**AIM**: In the entries, find all lines that hold the word "info" and copy them.

**INPUT ROWS**:
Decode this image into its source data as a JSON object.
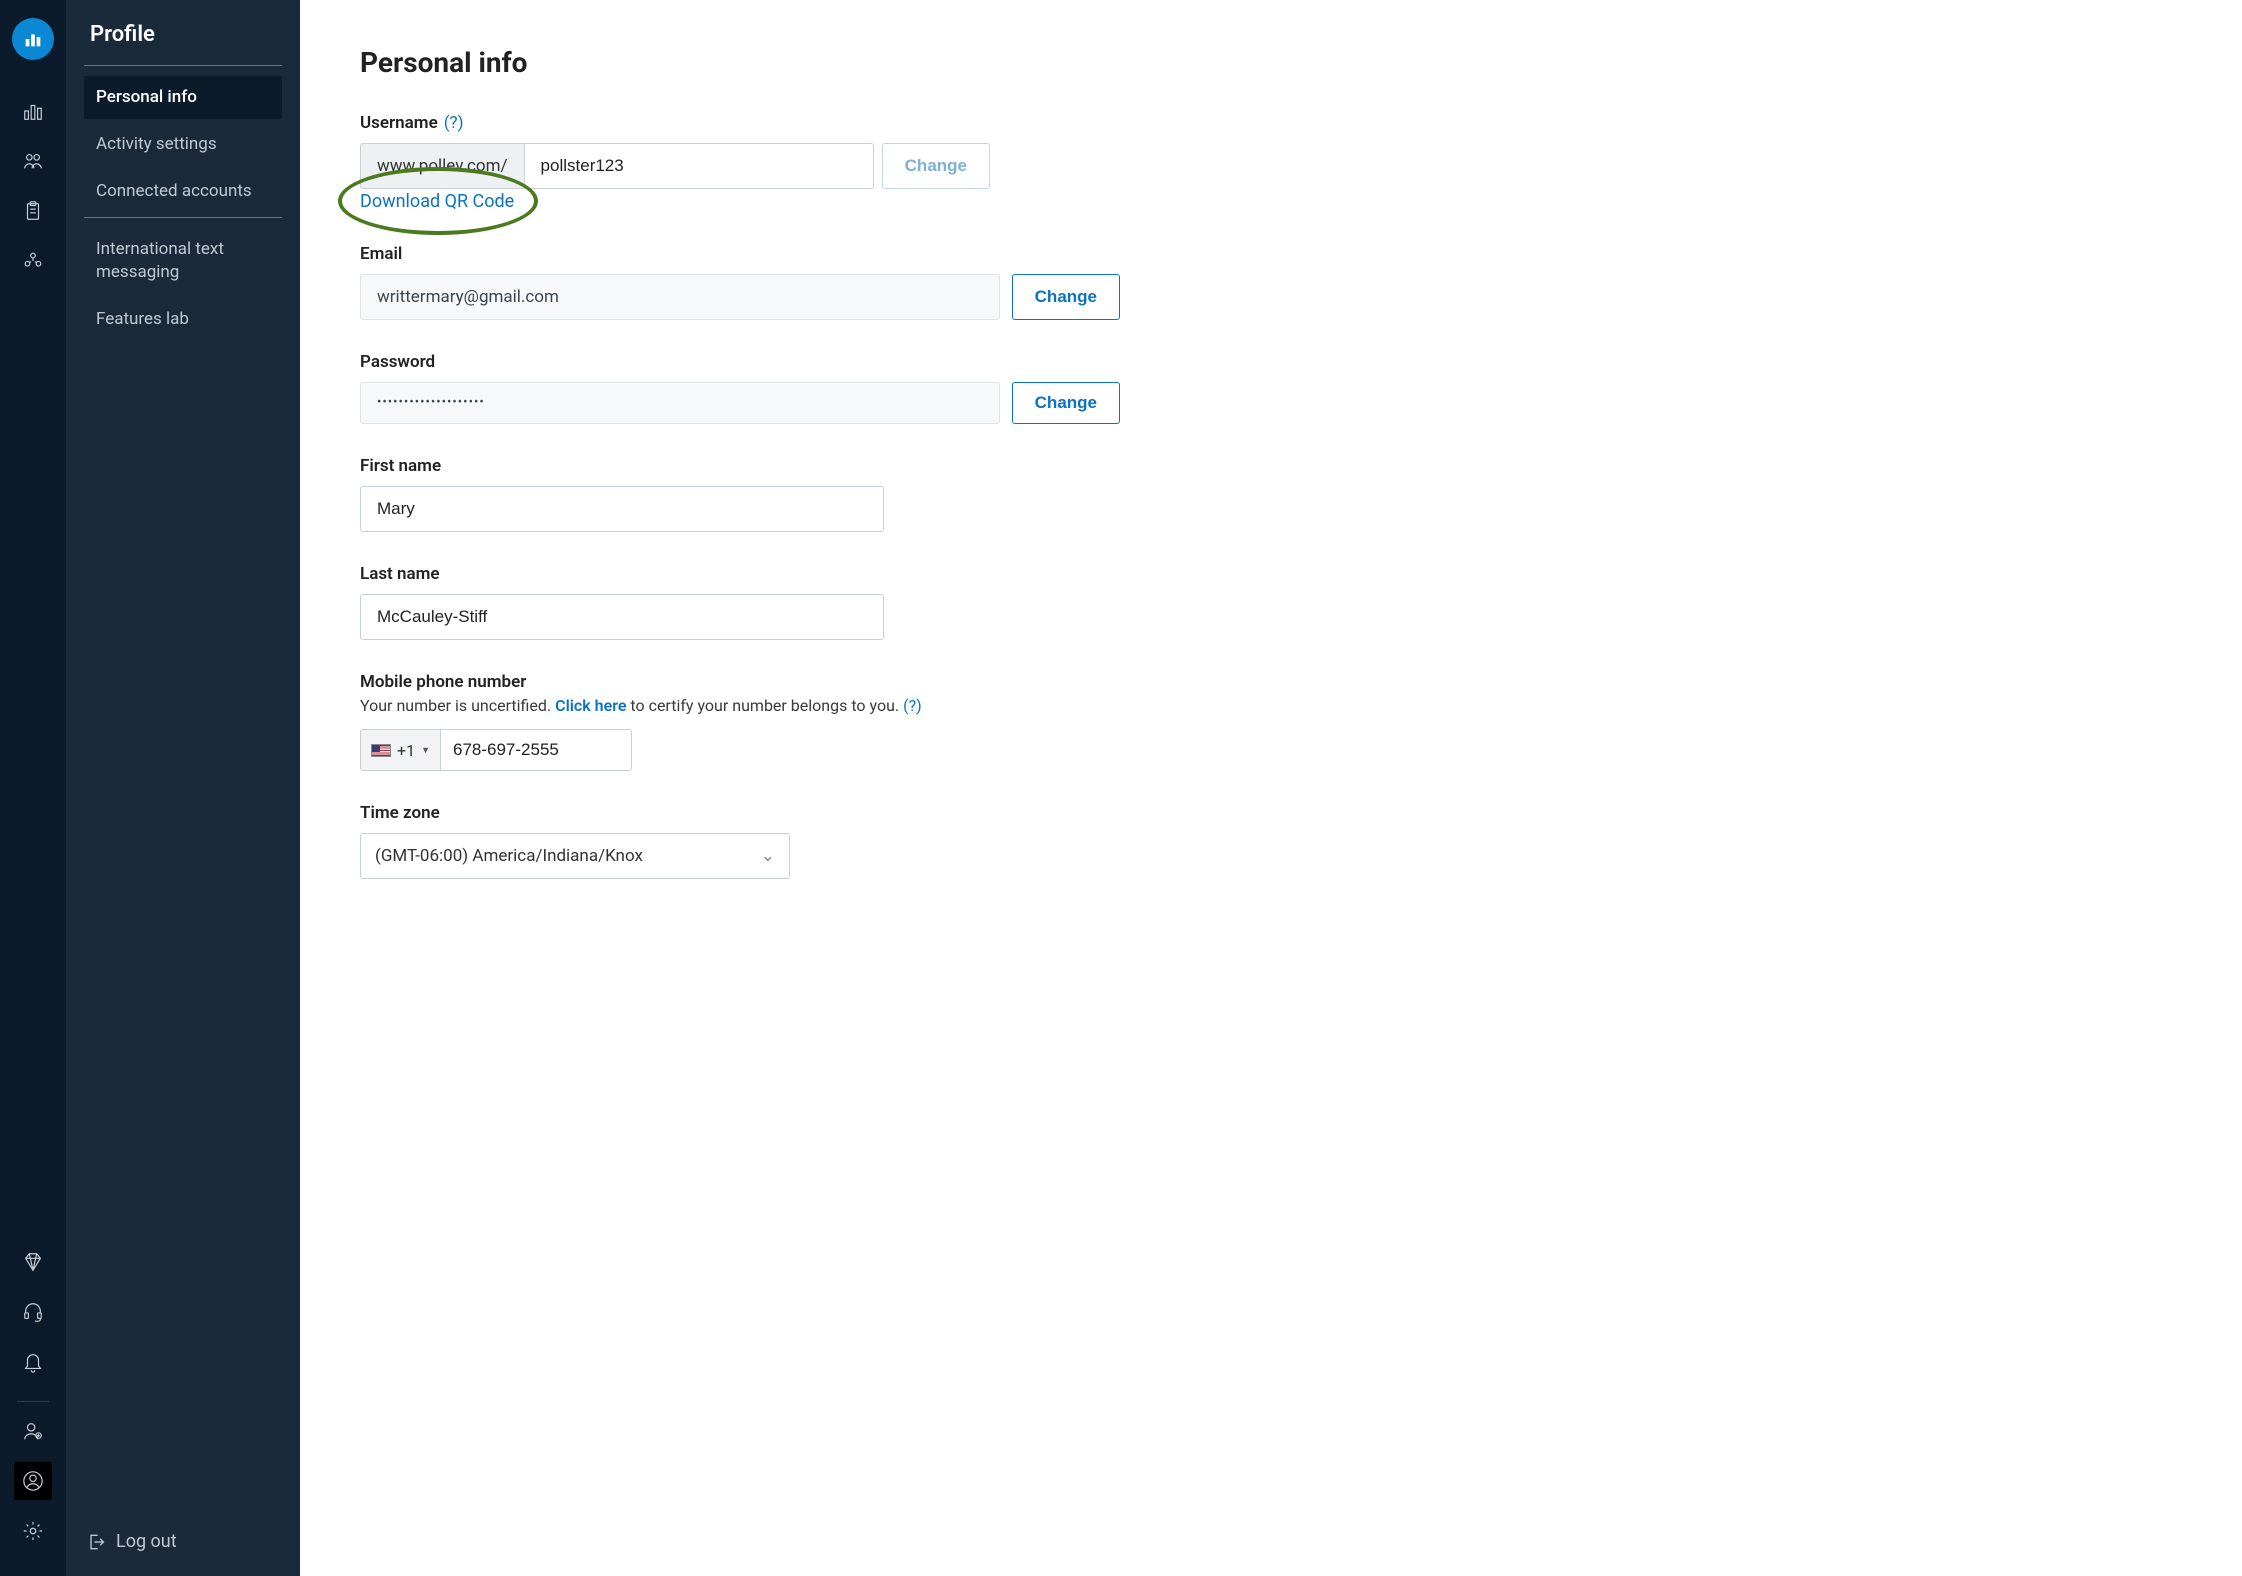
{
  "sidebar": {
    "title": "Profile",
    "items_top": [
      {
        "label": "Personal info",
        "active": true
      },
      {
        "label": "Activity settings",
        "active": false
      },
      {
        "label": "Connected accounts",
        "active": false
      }
    ],
    "items_bottom": [
      {
        "label": "International text messaging"
      },
      {
        "label": "Features lab"
      }
    ],
    "logout_label": "Log out"
  },
  "page": {
    "title": "Personal info",
    "username": {
      "label": "Username",
      "help": "(?)",
      "prefix": "www.pollev.com/",
      "value": "pollster123",
      "change_label": "Change",
      "download_label": "Download QR Code"
    },
    "email": {
      "label": "Email",
      "value": "writtermary@gmail.com",
      "change_label": "Change"
    },
    "password": {
      "label": "Password",
      "value": "••••••••••••••••••••",
      "change_label": "Change"
    },
    "first_name": {
      "label": "First name",
      "value": "Mary"
    },
    "last_name": {
      "label": "Last name",
      "value": "McCauley-Stiff"
    },
    "mobile": {
      "label": "Mobile phone number",
      "helper_pre": "Your number is uncertified. ",
      "helper_link": "Click here",
      "helper_post": " to certify your number belongs to you. ",
      "helper_help": "(?)",
      "country_code": "+1",
      "value": "678-697-2555"
    },
    "timezone": {
      "label": "Time zone",
      "value": "(GMT-06:00) America/Indiana/Knox"
    }
  }
}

**REPLY**:
        "label": "Personal info",
    "title": "Personal info",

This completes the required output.